Task to complete
Search the records for the word "seed" and pick out every line that has it.

##### Records shown

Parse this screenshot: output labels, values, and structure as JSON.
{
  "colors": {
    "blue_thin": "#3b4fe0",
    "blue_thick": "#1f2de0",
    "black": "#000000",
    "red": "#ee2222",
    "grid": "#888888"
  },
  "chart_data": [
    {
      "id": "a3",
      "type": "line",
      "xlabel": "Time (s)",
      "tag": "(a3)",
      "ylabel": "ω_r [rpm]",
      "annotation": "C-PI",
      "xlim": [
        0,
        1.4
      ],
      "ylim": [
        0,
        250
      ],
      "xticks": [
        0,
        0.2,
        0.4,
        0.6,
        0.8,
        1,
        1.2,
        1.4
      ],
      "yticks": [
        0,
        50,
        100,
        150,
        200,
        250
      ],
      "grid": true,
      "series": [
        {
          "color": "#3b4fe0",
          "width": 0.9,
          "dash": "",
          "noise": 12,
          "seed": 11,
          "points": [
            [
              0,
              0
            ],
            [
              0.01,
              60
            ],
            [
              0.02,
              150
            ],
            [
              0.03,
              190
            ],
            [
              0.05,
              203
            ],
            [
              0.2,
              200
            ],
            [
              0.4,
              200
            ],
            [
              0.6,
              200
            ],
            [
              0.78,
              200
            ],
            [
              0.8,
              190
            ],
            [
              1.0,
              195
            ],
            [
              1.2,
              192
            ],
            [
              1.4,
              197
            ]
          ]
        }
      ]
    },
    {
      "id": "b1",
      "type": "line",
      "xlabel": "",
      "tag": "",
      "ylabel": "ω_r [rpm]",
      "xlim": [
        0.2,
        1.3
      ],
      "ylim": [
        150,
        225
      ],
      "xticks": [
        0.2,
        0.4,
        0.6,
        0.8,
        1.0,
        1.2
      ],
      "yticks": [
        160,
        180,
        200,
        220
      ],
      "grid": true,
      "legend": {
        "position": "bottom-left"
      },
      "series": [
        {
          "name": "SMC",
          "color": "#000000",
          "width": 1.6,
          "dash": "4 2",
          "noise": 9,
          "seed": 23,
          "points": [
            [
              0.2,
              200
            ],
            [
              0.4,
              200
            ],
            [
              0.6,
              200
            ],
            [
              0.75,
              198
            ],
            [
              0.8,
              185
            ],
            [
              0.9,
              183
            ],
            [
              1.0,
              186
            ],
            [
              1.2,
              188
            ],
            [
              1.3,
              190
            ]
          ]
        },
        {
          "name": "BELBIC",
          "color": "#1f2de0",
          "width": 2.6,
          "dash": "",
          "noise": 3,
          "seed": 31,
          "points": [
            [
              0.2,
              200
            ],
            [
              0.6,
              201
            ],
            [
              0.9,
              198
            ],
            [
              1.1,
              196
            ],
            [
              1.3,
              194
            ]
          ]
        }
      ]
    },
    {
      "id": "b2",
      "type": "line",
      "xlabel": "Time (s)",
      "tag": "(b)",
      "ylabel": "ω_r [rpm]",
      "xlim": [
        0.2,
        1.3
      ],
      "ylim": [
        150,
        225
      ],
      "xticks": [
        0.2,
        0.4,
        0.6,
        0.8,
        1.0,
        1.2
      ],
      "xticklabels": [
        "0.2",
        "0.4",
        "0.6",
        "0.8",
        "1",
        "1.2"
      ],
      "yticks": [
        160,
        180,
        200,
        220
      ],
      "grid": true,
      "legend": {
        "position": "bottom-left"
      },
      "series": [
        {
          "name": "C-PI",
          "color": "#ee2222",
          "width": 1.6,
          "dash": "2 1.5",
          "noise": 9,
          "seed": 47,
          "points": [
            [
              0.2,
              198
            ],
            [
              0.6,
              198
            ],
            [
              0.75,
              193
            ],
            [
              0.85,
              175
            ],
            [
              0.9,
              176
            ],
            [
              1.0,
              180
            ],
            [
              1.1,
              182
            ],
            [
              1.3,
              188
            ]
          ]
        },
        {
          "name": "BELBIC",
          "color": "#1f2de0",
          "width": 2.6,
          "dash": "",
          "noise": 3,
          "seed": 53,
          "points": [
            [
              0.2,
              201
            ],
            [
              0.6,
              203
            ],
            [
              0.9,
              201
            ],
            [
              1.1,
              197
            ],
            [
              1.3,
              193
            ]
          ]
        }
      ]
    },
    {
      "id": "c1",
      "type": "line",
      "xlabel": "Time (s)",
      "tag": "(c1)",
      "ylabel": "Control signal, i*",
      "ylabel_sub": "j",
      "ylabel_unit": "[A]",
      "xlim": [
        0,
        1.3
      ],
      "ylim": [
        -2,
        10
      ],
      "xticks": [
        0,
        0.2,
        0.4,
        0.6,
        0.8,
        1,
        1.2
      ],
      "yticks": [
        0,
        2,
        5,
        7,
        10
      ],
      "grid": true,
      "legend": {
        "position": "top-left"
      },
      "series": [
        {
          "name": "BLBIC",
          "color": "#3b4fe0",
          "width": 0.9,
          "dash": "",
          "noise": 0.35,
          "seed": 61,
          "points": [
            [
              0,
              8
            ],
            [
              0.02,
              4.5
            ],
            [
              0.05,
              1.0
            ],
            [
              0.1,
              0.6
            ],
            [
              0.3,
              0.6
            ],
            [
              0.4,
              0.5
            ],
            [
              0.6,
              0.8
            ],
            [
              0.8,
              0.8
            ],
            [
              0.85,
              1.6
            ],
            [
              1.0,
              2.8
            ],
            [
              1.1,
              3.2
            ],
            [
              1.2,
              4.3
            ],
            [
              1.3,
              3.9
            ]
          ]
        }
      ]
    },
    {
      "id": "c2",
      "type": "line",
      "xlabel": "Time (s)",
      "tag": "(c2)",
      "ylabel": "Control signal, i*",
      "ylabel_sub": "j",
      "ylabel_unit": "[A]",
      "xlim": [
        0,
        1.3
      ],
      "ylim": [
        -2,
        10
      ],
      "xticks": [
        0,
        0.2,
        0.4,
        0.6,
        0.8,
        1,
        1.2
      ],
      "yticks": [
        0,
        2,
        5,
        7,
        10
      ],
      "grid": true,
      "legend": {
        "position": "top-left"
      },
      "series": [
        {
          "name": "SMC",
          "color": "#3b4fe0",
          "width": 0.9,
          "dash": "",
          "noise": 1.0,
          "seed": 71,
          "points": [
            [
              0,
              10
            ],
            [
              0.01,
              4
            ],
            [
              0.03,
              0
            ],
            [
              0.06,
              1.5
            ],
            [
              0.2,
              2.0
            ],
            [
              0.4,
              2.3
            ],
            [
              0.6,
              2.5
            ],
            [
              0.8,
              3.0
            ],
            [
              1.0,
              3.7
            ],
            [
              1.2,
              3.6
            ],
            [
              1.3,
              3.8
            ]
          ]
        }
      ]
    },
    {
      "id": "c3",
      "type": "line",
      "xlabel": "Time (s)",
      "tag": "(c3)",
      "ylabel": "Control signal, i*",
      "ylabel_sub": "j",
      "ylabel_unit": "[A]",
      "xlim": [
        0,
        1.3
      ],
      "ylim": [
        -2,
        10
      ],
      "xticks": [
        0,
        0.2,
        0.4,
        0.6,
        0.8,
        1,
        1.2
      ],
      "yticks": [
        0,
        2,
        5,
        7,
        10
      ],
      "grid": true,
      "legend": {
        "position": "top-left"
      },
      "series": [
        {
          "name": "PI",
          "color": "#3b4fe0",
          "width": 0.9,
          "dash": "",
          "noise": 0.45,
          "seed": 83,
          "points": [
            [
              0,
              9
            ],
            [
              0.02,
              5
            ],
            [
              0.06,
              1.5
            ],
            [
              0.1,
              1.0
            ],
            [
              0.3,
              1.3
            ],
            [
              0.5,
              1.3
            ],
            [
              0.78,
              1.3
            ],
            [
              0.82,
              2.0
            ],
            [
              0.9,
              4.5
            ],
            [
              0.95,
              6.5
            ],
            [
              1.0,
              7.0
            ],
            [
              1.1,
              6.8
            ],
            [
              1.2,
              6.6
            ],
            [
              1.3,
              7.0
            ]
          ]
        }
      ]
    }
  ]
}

##########

Result
          "seed": 11,
          "seed": 23,
          "seed": 31,
          "seed": 47,
          "seed": 53,
          "seed": 61,
          "seed": 71,
          "seed": 83,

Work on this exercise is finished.